--- Data section ---
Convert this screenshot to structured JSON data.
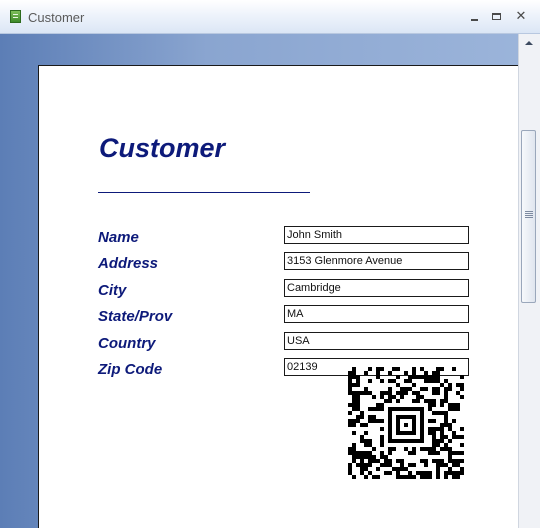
{
  "window": {
    "title": "Customer",
    "icon": "form-icon"
  },
  "report": {
    "title": "Customer",
    "fields": [
      {
        "label": "Name",
        "value": "John Smith"
      },
      {
        "label": "Address",
        "value": "3153 Glenmore Avenue"
      },
      {
        "label": "City",
        "value": "Cambridge"
      },
      {
        "label": "State/Prov",
        "value": "MA"
      },
      {
        "label": "Country",
        "value": "USA"
      },
      {
        "label": "Zip Code",
        "value": "02139"
      }
    ]
  },
  "colors": {
    "label_color": "#0d1a7a",
    "window_frame": "#6f8fc0"
  },
  "icons": {
    "minimize": "minimize-icon",
    "maximize": "maximize-icon",
    "close": "close-icon",
    "barcode": "2d-barcode-icon"
  }
}
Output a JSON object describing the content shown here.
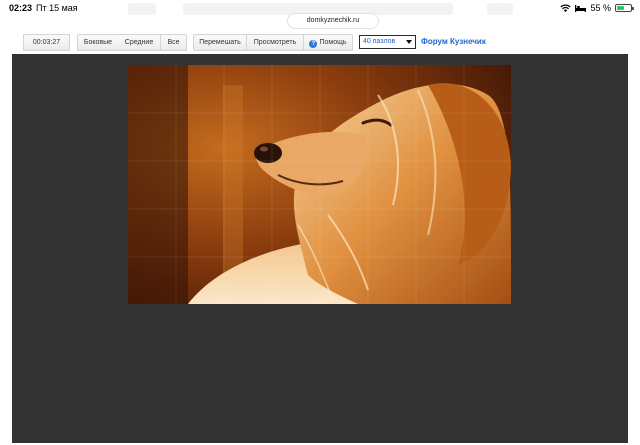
{
  "status_bar": {
    "time": "02:23",
    "date": "Пт 15 мая",
    "battery_percent": "55 %",
    "battery_level": 0.55
  },
  "browser": {
    "url": "domkyznechik.ru"
  },
  "toolbar": {
    "timer": "00:03:27",
    "edges_label": "Боковые",
    "middle_label": "Средние",
    "all_label": "Все",
    "shuffle_label": "Перемешать",
    "preview_label": "Просмотреть",
    "help_label": "Помощь",
    "pieces_select": "40 пазлов",
    "forum_link": "Форум Кузнечик"
  },
  "colors": {
    "board": "#333333",
    "link": "#2266cc",
    "help_icon": "#2f7ad9"
  },
  "puzzle": {
    "image": "golden-retriever-dog-photo"
  }
}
---
* [Problem requirements]: Quote everything in the listing above exactly; pictures are the only thing to omit.

* [Answer]:
Convert this screenshot to structured JSON data.
{
  "window": {
    "title": "Customer",
    "icon": "form-icon"
  },
  "report": {
    "title": "Customer",
    "fields": [
      {
        "label": "Name",
        "value": "John Smith"
      },
      {
        "label": "Address",
        "value": "3153 Glenmore Avenue"
      },
      {
        "label": "City",
        "value": "Cambridge"
      },
      {
        "label": "State/Prov",
        "value": "MA"
      },
      {
        "label": "Country",
        "value": "USA"
      },
      {
        "label": "Zip Code",
        "value": "02139"
      }
    ]
  },
  "colors": {
    "label_color": "#0d1a7a",
    "window_frame": "#6f8fc0"
  },
  "icons": {
    "minimize": "minimize-icon",
    "maximize": "maximize-icon",
    "close": "close-icon",
    "barcode": "2d-barcode-icon"
  }
}
Output a JSON object describing the content shown here.
{
  "status_bar": {
    "time": "02:23",
    "date": "Пт 15 мая",
    "battery_percent": "55 %",
    "battery_level": 0.55
  },
  "browser": {
    "url": "domkyznechik.ru"
  },
  "toolbar": {
    "timer": "00:03:27",
    "edges_label": "Боковые",
    "middle_label": "Средние",
    "all_label": "Все",
    "shuffle_label": "Перемешать",
    "preview_label": "Просмотреть",
    "help_label": "Помощь",
    "pieces_select": "40 пазлов",
    "forum_link": "Форум Кузнечик"
  },
  "colors": {
    "board": "#333333",
    "link": "#2266cc",
    "help_icon": "#2f7ad9"
  },
  "puzzle": {
    "image": "golden-retriever-dog-photo"
  }
}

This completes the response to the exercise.